(Stored items from a collection)
======

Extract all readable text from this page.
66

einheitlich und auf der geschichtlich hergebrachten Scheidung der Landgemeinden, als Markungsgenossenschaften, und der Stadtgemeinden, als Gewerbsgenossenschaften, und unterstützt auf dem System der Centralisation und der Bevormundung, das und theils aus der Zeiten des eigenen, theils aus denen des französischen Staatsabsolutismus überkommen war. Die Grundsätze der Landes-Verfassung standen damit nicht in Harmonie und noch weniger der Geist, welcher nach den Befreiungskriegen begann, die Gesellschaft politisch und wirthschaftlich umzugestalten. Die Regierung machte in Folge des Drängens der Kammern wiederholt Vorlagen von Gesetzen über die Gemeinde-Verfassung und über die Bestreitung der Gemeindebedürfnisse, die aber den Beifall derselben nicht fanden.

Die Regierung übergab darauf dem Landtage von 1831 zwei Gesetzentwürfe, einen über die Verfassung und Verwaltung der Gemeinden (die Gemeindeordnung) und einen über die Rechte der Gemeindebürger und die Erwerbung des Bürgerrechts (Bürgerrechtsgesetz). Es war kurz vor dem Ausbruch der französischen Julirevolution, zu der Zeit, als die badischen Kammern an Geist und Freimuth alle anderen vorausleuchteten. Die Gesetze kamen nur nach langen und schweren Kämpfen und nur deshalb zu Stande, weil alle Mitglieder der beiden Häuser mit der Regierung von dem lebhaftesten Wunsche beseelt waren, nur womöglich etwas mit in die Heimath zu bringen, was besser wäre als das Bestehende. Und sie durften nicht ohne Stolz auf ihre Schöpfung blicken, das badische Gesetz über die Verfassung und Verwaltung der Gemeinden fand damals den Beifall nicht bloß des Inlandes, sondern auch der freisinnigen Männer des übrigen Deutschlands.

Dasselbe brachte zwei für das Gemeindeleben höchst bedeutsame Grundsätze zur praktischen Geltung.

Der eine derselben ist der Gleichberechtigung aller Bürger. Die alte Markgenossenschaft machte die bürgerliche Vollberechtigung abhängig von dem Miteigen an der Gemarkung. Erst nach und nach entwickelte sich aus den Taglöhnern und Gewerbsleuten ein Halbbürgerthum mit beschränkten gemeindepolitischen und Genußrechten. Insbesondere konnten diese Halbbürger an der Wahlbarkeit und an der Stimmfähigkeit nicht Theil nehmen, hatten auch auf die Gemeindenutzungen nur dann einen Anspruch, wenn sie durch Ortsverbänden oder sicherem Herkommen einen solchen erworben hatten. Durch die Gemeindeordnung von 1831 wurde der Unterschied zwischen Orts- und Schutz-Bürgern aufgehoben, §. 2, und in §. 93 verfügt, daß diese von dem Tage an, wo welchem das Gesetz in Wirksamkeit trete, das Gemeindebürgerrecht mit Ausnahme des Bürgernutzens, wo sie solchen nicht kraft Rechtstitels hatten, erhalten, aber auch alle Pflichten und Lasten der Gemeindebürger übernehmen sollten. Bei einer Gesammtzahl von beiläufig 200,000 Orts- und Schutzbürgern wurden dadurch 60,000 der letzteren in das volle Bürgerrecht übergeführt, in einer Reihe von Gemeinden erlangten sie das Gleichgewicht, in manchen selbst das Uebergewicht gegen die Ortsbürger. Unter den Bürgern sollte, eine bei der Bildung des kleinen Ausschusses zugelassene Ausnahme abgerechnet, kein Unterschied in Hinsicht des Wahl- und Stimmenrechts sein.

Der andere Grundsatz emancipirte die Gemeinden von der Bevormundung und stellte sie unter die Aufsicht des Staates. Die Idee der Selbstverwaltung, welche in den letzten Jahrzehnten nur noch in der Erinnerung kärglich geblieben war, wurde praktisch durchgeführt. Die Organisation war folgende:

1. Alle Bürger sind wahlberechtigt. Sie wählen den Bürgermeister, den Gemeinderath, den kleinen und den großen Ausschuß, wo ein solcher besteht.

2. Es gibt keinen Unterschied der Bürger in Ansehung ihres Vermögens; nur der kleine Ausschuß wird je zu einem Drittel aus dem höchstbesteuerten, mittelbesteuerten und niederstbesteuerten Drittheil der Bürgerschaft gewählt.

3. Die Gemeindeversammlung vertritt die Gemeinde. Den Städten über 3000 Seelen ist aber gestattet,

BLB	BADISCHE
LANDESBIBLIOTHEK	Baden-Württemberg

======

◆ **Task to carry out**
Collect, from the material above, every line containing the word "Grundsätze".

◆ **Task result**
einheitlich und auf der geschichtlich hergebrachten Scheidung der Landgemeinden, als Markungsgenossenschaften, und der Stadtgemeinden, als Gewerbsgenossenschaften, und unterstützt auf dem System der Centralisation und der Bevormundung, das und theils aus der Zeiten des eigenen, theils aus denen des französischen Staatsabsolutismus überkommen war. Die Grundsätze der Landes-Verfassung standen damit nicht in Harmonie und noch weniger der Geist, welcher nach den Befreiungskriegen begann, die Gesellschaft politisch und wirthschaftlich umzugestalten. Die Regierung machte in Folge des Drängens der Kammern wiederholt Vorlagen von Gesetzen über die Gemeinde-Verfassung und über die Bestreitung der Gemeindebedürfnisse, die aber den Beifall derselben nicht fanden.
Dasselbe brachte zwei für das Gemeindeleben höchst bedeutsame Grundsätze zur praktischen Geltung.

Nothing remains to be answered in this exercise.